DATA EXCERPTS:
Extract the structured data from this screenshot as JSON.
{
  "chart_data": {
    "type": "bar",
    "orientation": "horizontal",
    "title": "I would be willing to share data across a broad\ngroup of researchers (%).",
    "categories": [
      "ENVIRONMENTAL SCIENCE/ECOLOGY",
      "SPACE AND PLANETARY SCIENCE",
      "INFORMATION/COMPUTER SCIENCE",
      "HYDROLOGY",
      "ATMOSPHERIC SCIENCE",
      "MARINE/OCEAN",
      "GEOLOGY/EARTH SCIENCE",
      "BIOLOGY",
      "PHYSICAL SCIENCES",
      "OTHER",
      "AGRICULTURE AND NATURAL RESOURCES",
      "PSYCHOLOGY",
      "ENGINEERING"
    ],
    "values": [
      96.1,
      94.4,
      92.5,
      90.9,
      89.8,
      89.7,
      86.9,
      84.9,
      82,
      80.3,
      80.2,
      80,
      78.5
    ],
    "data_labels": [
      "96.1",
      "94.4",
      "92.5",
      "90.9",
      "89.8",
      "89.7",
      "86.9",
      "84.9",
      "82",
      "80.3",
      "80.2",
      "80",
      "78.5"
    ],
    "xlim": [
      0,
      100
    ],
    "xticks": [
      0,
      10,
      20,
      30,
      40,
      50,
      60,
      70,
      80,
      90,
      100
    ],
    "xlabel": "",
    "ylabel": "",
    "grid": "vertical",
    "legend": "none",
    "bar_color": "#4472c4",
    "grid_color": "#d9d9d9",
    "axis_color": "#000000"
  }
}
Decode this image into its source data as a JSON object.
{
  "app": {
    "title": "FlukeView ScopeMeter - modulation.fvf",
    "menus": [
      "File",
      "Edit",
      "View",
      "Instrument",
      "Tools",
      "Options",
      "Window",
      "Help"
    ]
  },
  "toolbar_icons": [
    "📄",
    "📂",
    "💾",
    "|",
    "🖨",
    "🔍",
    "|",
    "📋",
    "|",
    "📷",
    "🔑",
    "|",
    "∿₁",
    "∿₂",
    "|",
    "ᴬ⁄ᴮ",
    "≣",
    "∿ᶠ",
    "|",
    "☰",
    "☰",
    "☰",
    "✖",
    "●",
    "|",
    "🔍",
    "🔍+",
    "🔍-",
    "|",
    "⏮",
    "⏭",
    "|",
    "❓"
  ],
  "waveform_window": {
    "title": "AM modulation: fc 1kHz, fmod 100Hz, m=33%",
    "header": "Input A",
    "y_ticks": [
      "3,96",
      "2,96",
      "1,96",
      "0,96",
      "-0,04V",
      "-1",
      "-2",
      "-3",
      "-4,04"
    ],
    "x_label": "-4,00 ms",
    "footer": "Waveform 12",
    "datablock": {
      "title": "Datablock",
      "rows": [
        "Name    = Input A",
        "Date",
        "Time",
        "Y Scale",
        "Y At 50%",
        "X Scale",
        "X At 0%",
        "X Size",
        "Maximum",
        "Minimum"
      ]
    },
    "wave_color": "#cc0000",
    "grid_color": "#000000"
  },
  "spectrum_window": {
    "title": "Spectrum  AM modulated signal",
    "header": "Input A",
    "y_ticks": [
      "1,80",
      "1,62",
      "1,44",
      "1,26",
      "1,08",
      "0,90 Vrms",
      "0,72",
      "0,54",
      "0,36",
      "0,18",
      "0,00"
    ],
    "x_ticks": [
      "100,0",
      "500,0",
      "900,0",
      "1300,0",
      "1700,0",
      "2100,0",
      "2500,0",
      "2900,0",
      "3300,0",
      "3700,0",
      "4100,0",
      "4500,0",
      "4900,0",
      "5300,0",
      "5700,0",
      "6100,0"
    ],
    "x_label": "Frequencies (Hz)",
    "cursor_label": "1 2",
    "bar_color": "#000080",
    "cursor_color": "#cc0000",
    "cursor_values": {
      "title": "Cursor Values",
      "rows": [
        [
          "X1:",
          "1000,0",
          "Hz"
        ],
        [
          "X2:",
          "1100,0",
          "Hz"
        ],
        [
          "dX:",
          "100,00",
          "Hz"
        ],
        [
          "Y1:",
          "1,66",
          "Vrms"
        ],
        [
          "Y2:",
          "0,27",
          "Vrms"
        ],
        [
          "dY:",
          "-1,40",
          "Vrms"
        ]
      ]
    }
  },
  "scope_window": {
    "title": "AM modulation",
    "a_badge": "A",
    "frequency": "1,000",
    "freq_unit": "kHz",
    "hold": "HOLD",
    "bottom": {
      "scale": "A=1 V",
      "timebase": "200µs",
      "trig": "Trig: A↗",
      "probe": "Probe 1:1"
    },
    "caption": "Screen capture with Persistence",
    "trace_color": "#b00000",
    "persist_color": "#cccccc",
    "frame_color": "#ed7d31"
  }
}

GIVEN TASK: Every record shown above must be echoed exactly.

FULL ANSWER:
Extract the structured data from this screenshot as JSON.
{
  "chart_data": {
    "type": "bar",
    "orientation": "horizontal",
    "title": "I would be willing to share data across a broad\ngroup of researchers (%).",
    "categories": [
      "ENVIRONMENTAL SCIENCE/ECOLOGY",
      "SPACE AND PLANETARY SCIENCE",
      "INFORMATION/COMPUTER SCIENCE",
      "HYDROLOGY",
      "ATMOSPHERIC SCIENCE",
      "MARINE/OCEAN",
      "GEOLOGY/EARTH SCIENCE",
      "BIOLOGY",
      "PHYSICAL SCIENCES",
      "OTHER",
      "AGRICULTURE AND NATURAL RESOURCES",
      "PSYCHOLOGY",
      "ENGINEERING"
    ],
    "values": [
      96.1,
      94.4,
      92.5,
      90.9,
      89.8,
      89.7,
      86.9,
      84.9,
      82,
      80.3,
      80.2,
      80,
      78.5
    ],
    "data_labels": [
      "96.1",
      "94.4",
      "92.5",
      "90.9",
      "89.8",
      "89.7",
      "86.9",
      "84.9",
      "82",
      "80.3",
      "80.2",
      "80",
      "78.5"
    ],
    "xlim": [
      0,
      100
    ],
    "xticks": [
      0,
      10,
      20,
      30,
      40,
      50,
      60,
      70,
      80,
      90,
      100
    ],
    "xlabel": "",
    "ylabel": "",
    "grid": "vertical",
    "legend": "none",
    "bar_color": "#4472c4",
    "grid_color": "#d9d9d9",
    "axis_color": "#000000"
  }
}
Decode this image into its source data as a JSON object.
{
  "app": {
    "title": "FlukeView ScopeMeter - modulation.fvf",
    "menus": [
      "File",
      "Edit",
      "View",
      "Instrument",
      "Tools",
      "Options",
      "Window",
      "Help"
    ]
  },
  "toolbar_icons": [
    "📄",
    "📂",
    "💾",
    "|",
    "🖨",
    "🔍",
    "|",
    "📋",
    "|",
    "📷",
    "🔑",
    "|",
    "∿₁",
    "∿₂",
    "|",
    "ᴬ⁄ᴮ",
    "≣",
    "∿ᶠ",
    "|",
    "☰",
    "☰",
    "☰",
    "✖",
    "●",
    "|",
    "🔍",
    "🔍+",
    "🔍-",
    "|",
    "⏮",
    "⏭",
    "|",
    "❓"
  ],
  "waveform_window": {
    "title": "AM modulation: fc 1kHz, fmod 100Hz, m=33%",
    "header": "Input A",
    "y_ticks": [
      "3,96",
      "2,96",
      "1,96",
      "0,96",
      "-0,04V",
      "-1",
      "-2",
      "-3",
      "-4,04"
    ],
    "x_label": "-4,00 ms",
    "footer": "Waveform 12",
    "datablock": {
      "title": "Datablock",
      "rows": [
        "Name    = Input A",
        "Date",
        "Time",
        "Y Scale",
        "Y At 50%",
        "X Scale",
        "X At 0%",
        "X Size",
        "Maximum",
        "Minimum"
      ]
    },
    "wave_color": "#cc0000",
    "grid_color": "#000000"
  },
  "spectrum_window": {
    "title": "Spectrum  AM modulated signal",
    "header": "Input A",
    "y_ticks": [
      "1,80",
      "1,62",
      "1,44",
      "1,26",
      "1,08",
      "0,90 Vrms",
      "0,72",
      "0,54",
      "0,36",
      "0,18",
      "0,00"
    ],
    "x_ticks": [
      "100,0",
      "500,0",
      "900,0",
      "1300,0",
      "1700,0",
      "2100,0",
      "2500,0",
      "2900,0",
      "3300,0",
      "3700,0",
      "4100,0",
      "4500,0",
      "4900,0",
      "5300,0",
      "5700,0",
      "6100,0"
    ],
    "x_label": "Frequencies (Hz)",
    "cursor_label": "1 2",
    "bar_color": "#000080",
    "cursor_color": "#cc0000",
    "cursor_values": {
      "title": "Cursor Values",
      "rows": [
        [
          "X1:",
          "1000,0",
          "Hz"
        ],
        [
          "X2:",
          "1100,0",
          "Hz"
        ],
        [
          "dX:",
          "100,00",
          "Hz"
        ],
        [
          "Y1:",
          "1,66",
          "Vrms"
        ],
        [
          "Y2:",
          "0,27",
          "Vrms"
        ],
        [
          "dY:",
          "-1,40",
          "Vrms"
        ]
      ]
    }
  },
  "scope_window": {
    "title": "AM modulation",
    "a_badge": "A",
    "frequency": "1,000",
    "freq_unit": "kHz",
    "hold": "HOLD",
    "bottom": {
      "scale": "A=1 V",
      "timebase": "200µs",
      "trig": "Trig: A↗",
      "probe": "Probe 1:1"
    },
    "caption": "Screen capture with Persistence",
    "trace_color": "#b00000",
    "persist_color": "#cccccc",
    "frame_color": "#ed7d31"
  }
}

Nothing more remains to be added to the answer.